What follows is a set of entries. Repeat them exactly, but not their pictures.
-- START OF EXTRACTED INFORMATION --
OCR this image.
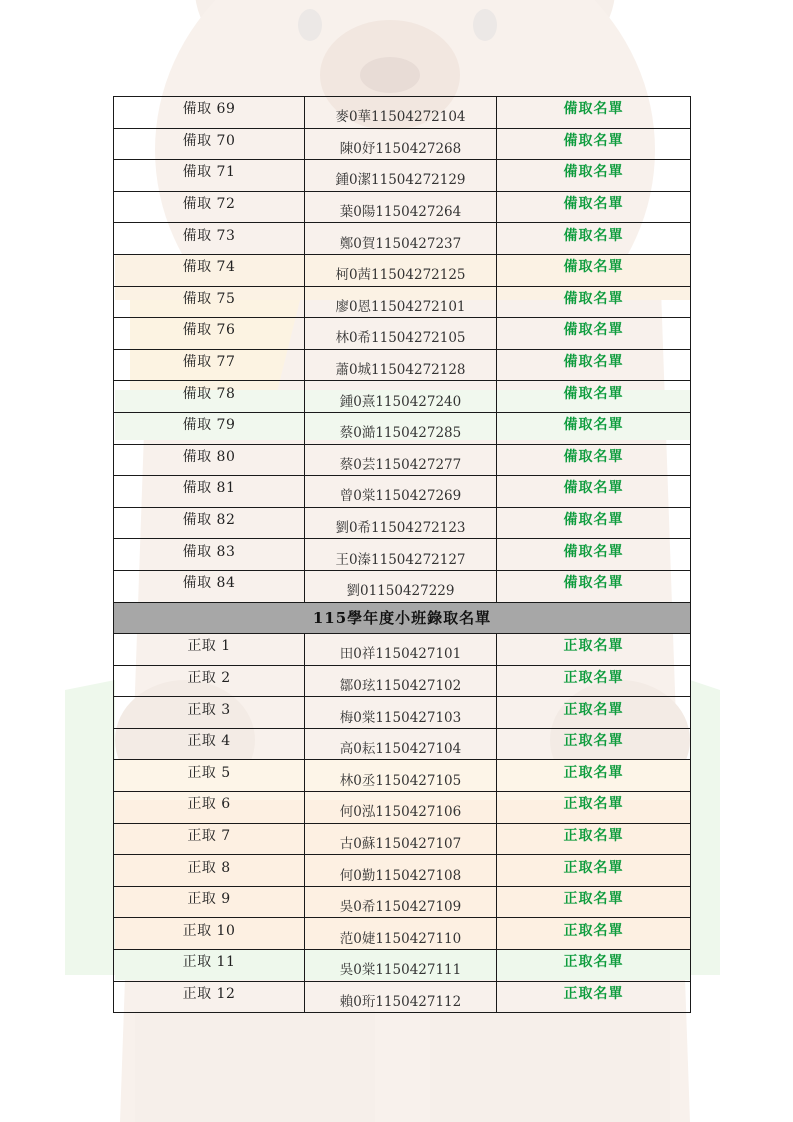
備取 69	麥0華11504272104	備取名單
備取 70	陳0妤1150427268	備取名單
備取 71	鍾0潔11504272129	備取名單
備取 72	葉0陽1150427264	備取名單
備取 73	鄭0賀1150427237	備取名單
備取 74	柯0茜11504272125	備取名單
備取 75	廖0恩11504272101	備取名單
備取 76	林0希11504272105	備取名單
備取 77	蕭0城11504272128	備取名單
備取 78	鍾0熹1150427240	備取名單
備取 79	蔡0澔1150427285	備取名單
備取 80	蔡0芸1150427277	備取名單
備取 81	曾0棠1150427269	備取名單
備取 82	劉0希11504272123	備取名單
備取 83	王0溱11504272127	備取名單
備取 84	劉01150427229	備取名單
115學年度小班錄取名單		
正取 1	田0祥1150427101	正取名單
正取 2	鄒0玹1150427102	正取名單
正取 3	梅0棠1150427103	正取名單
正取 4	高0耘1150427104	正取名單
正取 5	林0丞1150427105	正取名單
正取 6	何0泓1150427106	正取名單
正取 7	古0蘇1150427107	正取名單
正取 8	何0勤1150427108	正取名單
正取 9	吳0希1150427109	正取名單
正取 10	范0婕1150427110	正取名單
正取 11	吳0棠1150427111	正取名單
正取 12	賴0珩1150427112	正取名單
-- END OF EXTRACTED INFORMATION --
* _WRITTEN RESPONSE_:
OCR this image.
備取 69	麥0華11504272104	備取名單
備取 70	陳0妤1150427268	備取名單
備取 71	鍾0潔11504272129	備取名單
備取 72	葉0陽1150427264	備取名單
備取 73	鄭0賀1150427237	備取名單
備取 74	柯0茜11504272125	備取名單
備取 75	廖0恩11504272101	備取名單
備取 76	林0希11504272105	備取名單
備取 77	蕭0城11504272128	備取名單
備取 78	鍾0熹1150427240	備取名單
備取 79	蔡0澔1150427285	備取名單
備取 80	蔡0芸1150427277	備取名單
備取 81	曾0棠1150427269	備取名單
備取 82	劉0希11504272123	備取名單
備取 83	王0溱11504272127	備取名單
備取 84	劉01150427229	備取名單
115學年度小班錄取名單		
正取 1	田0祥1150427101	正取名單
正取 2	鄒0玹1150427102	正取名單
正取 3	梅0棠1150427103	正取名單
正取 4	高0耘1150427104	正取名單
正取 5	林0丞1150427105	正取名單
正取 6	何0泓1150427106	正取名單
正取 7	古0蘇1150427107	正取名單
正取 8	何0勤1150427108	正取名單
正取 9	吳0希1150427109	正取名單
正取 10	范0婕1150427110	正取名單
正取 11	吳0棠1150427111	正取名單
正取 12	賴0珩1150427112	正取名單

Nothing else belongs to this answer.